— Start of RECORDS —

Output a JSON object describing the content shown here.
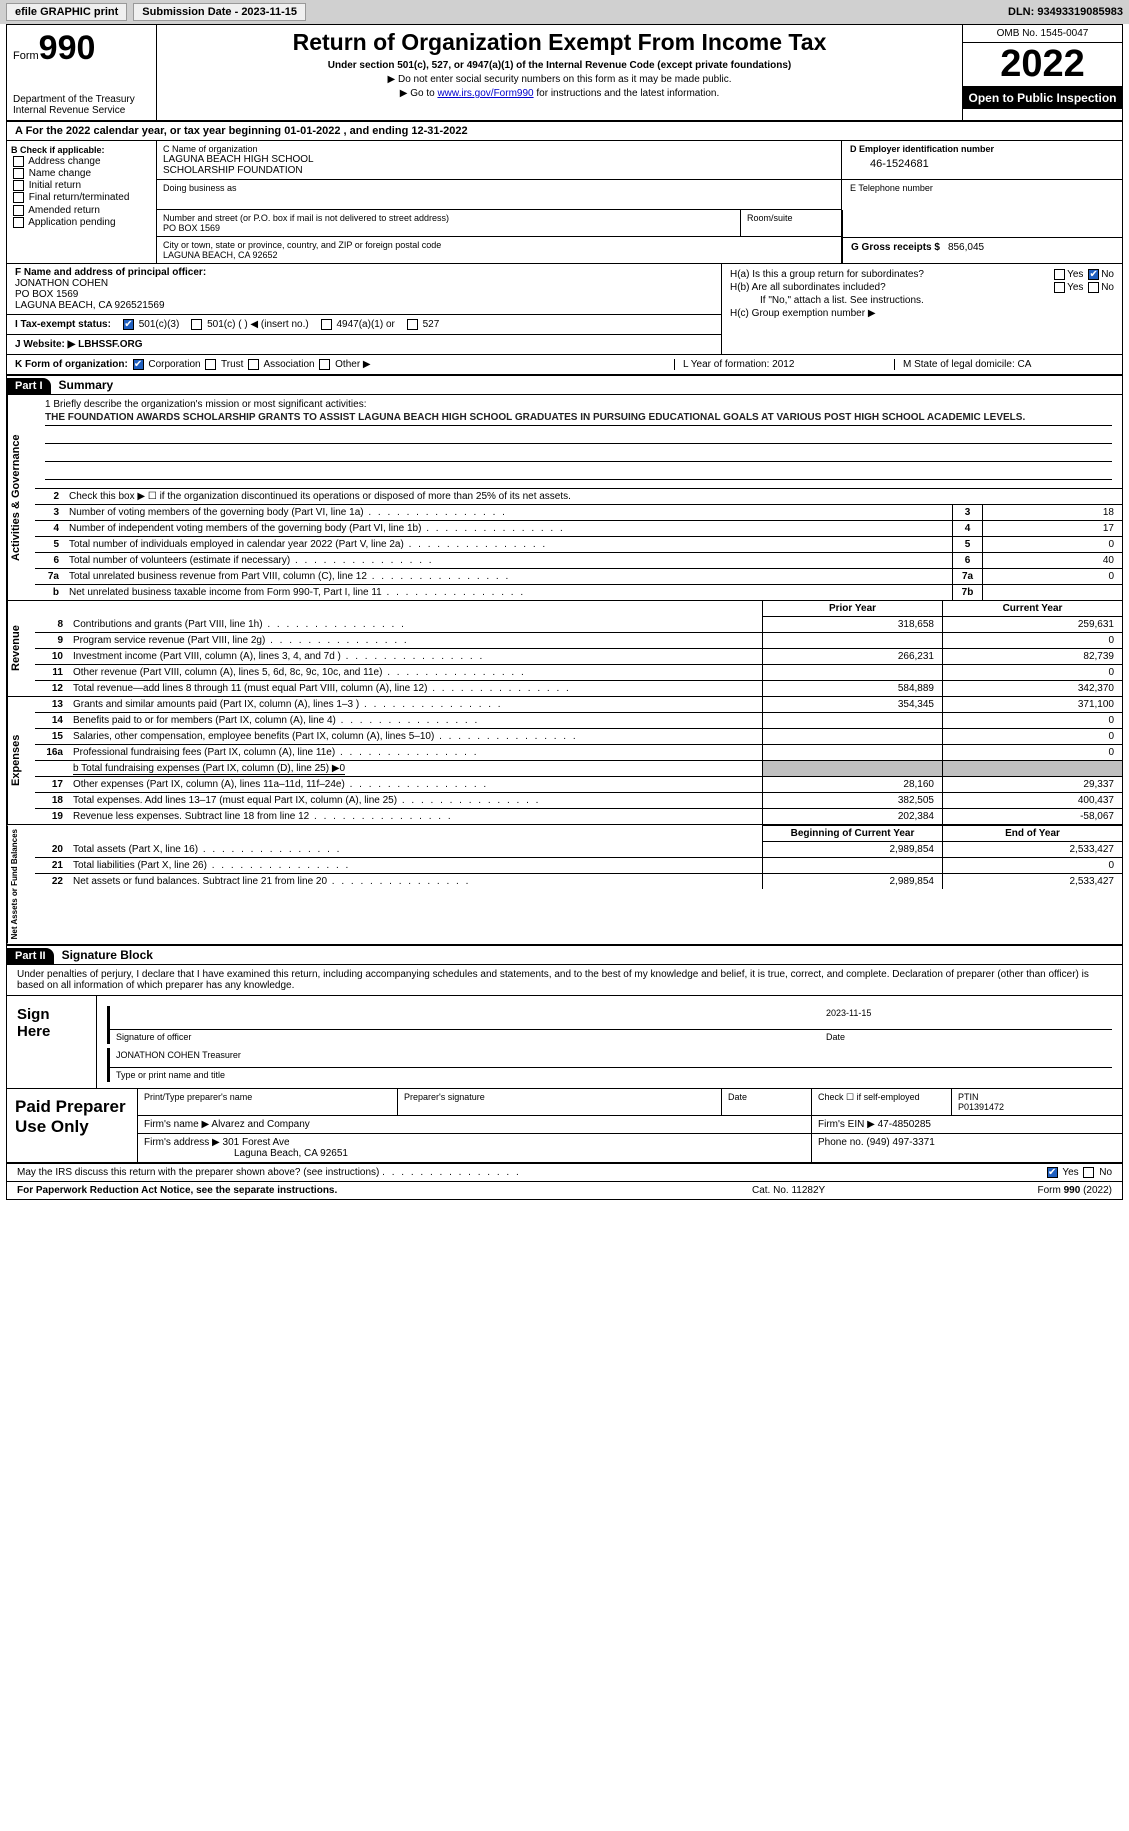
{
  "topbar": {
    "efile": "efile GRAPHIC print",
    "sub_label": "Submission Date - 2023-11-15",
    "dln": "DLN: 93493319085983"
  },
  "header": {
    "form_prefix": "Form",
    "form_no": "990",
    "dept": "Department of the Treasury\nInternal Revenue Service",
    "title": "Return of Organization Exempt From Income Tax",
    "subtitle": "Under section 501(c), 527, or 4947(a)(1) of the Internal Revenue Code (except private foundations)",
    "instr1": "▶ Do not enter social security numbers on this form as it may be made public.",
    "instr2_pre": "▶ Go to ",
    "instr2_link": "www.irs.gov/Form990",
    "instr2_post": " for instructions and the latest information.",
    "omb": "OMB No. 1545-0047",
    "year": "2022",
    "open": "Open to Public Inspection"
  },
  "rowA": "A For the 2022 calendar year, or tax year beginning 01-01-2022     , and ending 12-31-2022",
  "secB": {
    "label": "B Check if applicable:",
    "opts": [
      "Address change",
      "Name change",
      "Initial return",
      "Final return/terminated",
      "Amended return",
      "Application pending"
    ]
  },
  "secC": {
    "name_label": "C Name of organization",
    "name": "LAGUNA BEACH HIGH SCHOOL\nSCHOLARSHIP FOUNDATION",
    "dba": "Doing business as",
    "street_label": "Number and street (or P.O. box if mail is not delivered to street address)",
    "street": "PO BOX 1569",
    "room_label": "Room/suite",
    "city_label": "City or town, state or province, country, and ZIP or foreign postal code",
    "city": "LAGUNA BEACH, CA  92652"
  },
  "secD": {
    "label": "D Employer identification number",
    "val": "46-1524681"
  },
  "secE": {
    "label": "E Telephone number"
  },
  "secG": {
    "label": "G Gross receipts $",
    "val": "856,045"
  },
  "secF": {
    "label": "F  Name and address of principal officer:",
    "name": "JONATHON COHEN",
    "addr1": "PO BOX 1569",
    "addr2": "LAGUNA BEACH, CA  926521569"
  },
  "secH": {
    "ha": "H(a)  Is this a group return for subordinates?",
    "hb": "H(b)  Are all subordinates included?",
    "hb_note": "If \"No,\" attach a list. See instructions.",
    "hc": "H(c)  Group exemption number ▶"
  },
  "secI": {
    "label": "I    Tax-exempt status:",
    "o1": "501(c)(3)",
    "o2": "501(c) (  ) ◀ (insert no.)",
    "o3": "4947(a)(1) or",
    "o4": "527"
  },
  "secJ": {
    "label": "J   Website: ▶",
    "val": " LBHSSF.ORG"
  },
  "secK": {
    "label": "K Form of organization:",
    "o1": "Corporation",
    "o2": "Trust",
    "o3": "Association",
    "o4": "Other ▶",
    "l": "L  Year of formation: 2012",
    "m": "M State of legal domicile: CA"
  },
  "parts": {
    "p1": "Part I",
    "p1_title": "Summary",
    "p2": "Part II",
    "p2_title": "Signature Block"
  },
  "tabs": {
    "act": "Activities & Governance",
    "rev": "Revenue",
    "exp": "Expenses",
    "net": "Net Assets or Fund Balances"
  },
  "mission": {
    "label": "1   Briefly describe the organization's mission or most significant activities:",
    "text": "THE FOUNDATION AWARDS SCHOLARSHIP GRANTS TO ASSIST LAGUNA BEACH HIGH SCHOOL GRADUATES IN PURSUING EDUCATIONAL GOALS AT VARIOUS POST HIGH SCHOOL ACADEMIC LEVELS."
  },
  "line2": "Check this box ▶ ☐ if the organization discontinued its operations or disposed of more than 25% of its net assets.",
  "gov_lines": [
    {
      "n": "3",
      "t": "Number of voting members of the governing body (Part VI, line 1a)",
      "box": "3",
      "v": "18"
    },
    {
      "n": "4",
      "t": "Number of independent voting members of the governing body (Part VI, line 1b)",
      "box": "4",
      "v": "17"
    },
    {
      "n": "5",
      "t": "Total number of individuals employed in calendar year 2022 (Part V, line 2a)",
      "box": "5",
      "v": "0"
    },
    {
      "n": "6",
      "t": "Total number of volunteers (estimate if necessary)",
      "box": "6",
      "v": "40"
    },
    {
      "n": "7a",
      "t": "Total unrelated business revenue from Part VIII, column (C), line 12",
      "box": "7a",
      "v": "0"
    },
    {
      "n": "b",
      "t": "Net unrelated business taxable income from Form 990-T, Part I, line 11",
      "box": "7b",
      "v": ""
    }
  ],
  "cols": {
    "prior": "Prior Year",
    "current": "Current Year",
    "boy": "Beginning of Current Year",
    "eoy": "End of Year"
  },
  "rev_lines": [
    {
      "n": "8",
      "t": "Contributions and grants (Part VIII, line 1h)",
      "p": "318,658",
      "c": "259,631"
    },
    {
      "n": "9",
      "t": "Program service revenue (Part VIII, line 2g)",
      "p": "",
      "c": "0"
    },
    {
      "n": "10",
      "t": "Investment income (Part VIII, column (A), lines 3, 4, and 7d )",
      "p": "266,231",
      "c": "82,739"
    },
    {
      "n": "11",
      "t": "Other revenue (Part VIII, column (A), lines 5, 6d, 8c, 9c, 10c, and 11e)",
      "p": "",
      "c": "0"
    },
    {
      "n": "12",
      "t": "Total revenue—add lines 8 through 11 (must equal Part VIII, column (A), line 12)",
      "p": "584,889",
      "c": "342,370"
    }
  ],
  "exp_lines": [
    {
      "n": "13",
      "t": "Grants and similar amounts paid (Part IX, column (A), lines 1–3 )",
      "p": "354,345",
      "c": "371,100"
    },
    {
      "n": "14",
      "t": "Benefits paid to or for members (Part IX, column (A), line 4)",
      "p": "",
      "c": "0"
    },
    {
      "n": "15",
      "t": "Salaries, other compensation, employee benefits (Part IX, column (A), lines 5–10)",
      "p": "",
      "c": "0"
    },
    {
      "n": "16a",
      "t": "Professional fundraising fees (Part IX, column (A), line 11e)",
      "p": "",
      "c": "0"
    }
  ],
  "line16b": "b   Total fundraising expenses (Part IX, column (D), line 25) ▶0",
  "exp_lines2": [
    {
      "n": "17",
      "t": "Other expenses (Part IX, column (A), lines 11a–11d, 11f–24e)",
      "p": "28,160",
      "c": "29,337"
    },
    {
      "n": "18",
      "t": "Total expenses. Add lines 13–17 (must equal Part IX, column (A), line 25)",
      "p": "382,505",
      "c": "400,437"
    },
    {
      "n": "19",
      "t": "Revenue less expenses. Subtract line 18 from line 12",
      "p": "202,384",
      "c": "-58,067"
    }
  ],
  "net_lines": [
    {
      "n": "20",
      "t": "Total assets (Part X, line 16)",
      "p": "2,989,854",
      "c": "2,533,427"
    },
    {
      "n": "21",
      "t": "Total liabilities (Part X, line 26)",
      "p": "",
      "c": "0"
    },
    {
      "n": "22",
      "t": "Net assets or fund balances. Subtract line 21 from line 20",
      "p": "2,989,854",
      "c": "2,533,427"
    }
  ],
  "sig": {
    "intro": "Under penalties of perjury, I declare that I have examined this return, including accompanying schedules and statements, and to the best of my knowledge and belief, it is true, correct, and complete. Declaration of preparer (other than officer) is based on all information of which preparer has any knowledge.",
    "here": "Sign Here",
    "sig_officer": "Signature of officer",
    "date_l": "Date",
    "date_v": "2023-11-15",
    "name": "JONATHON COHEN  Treasurer",
    "name_l": "Type or print name and title"
  },
  "prep": {
    "title": "Paid Preparer Use Only",
    "h1": "Print/Type preparer's name",
    "h2": "Preparer's signature",
    "h3": "Date",
    "h4": "Check ☐ if self-employed",
    "h5_l": "PTIN",
    "h5_v": "P01391472",
    "firm_l": "Firm's name     ▶",
    "firm_v": "Alvarez and Company",
    "ein_l": "Firm's EIN ▶",
    "ein_v": "47-4850285",
    "addr_l": "Firm's address ▶",
    "addr_v": "301 Forest Ave",
    "addr_v2": "Laguna Beach, CA  92651",
    "phone_l": "Phone no.",
    "phone_v": "(949) 497-3371"
  },
  "may": "May the IRS discuss this return with the preparer shown above? (see instructions)",
  "footer": {
    "l": "For Paperwork Reduction Act Notice, see the separate instructions.",
    "m": "Cat. No. 11282Y",
    "r": "Form 990 (2022)"
  }
}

— End of RECORDS —

Report the number of lines in the entries above that include the string "than". Give nothing but the number.

2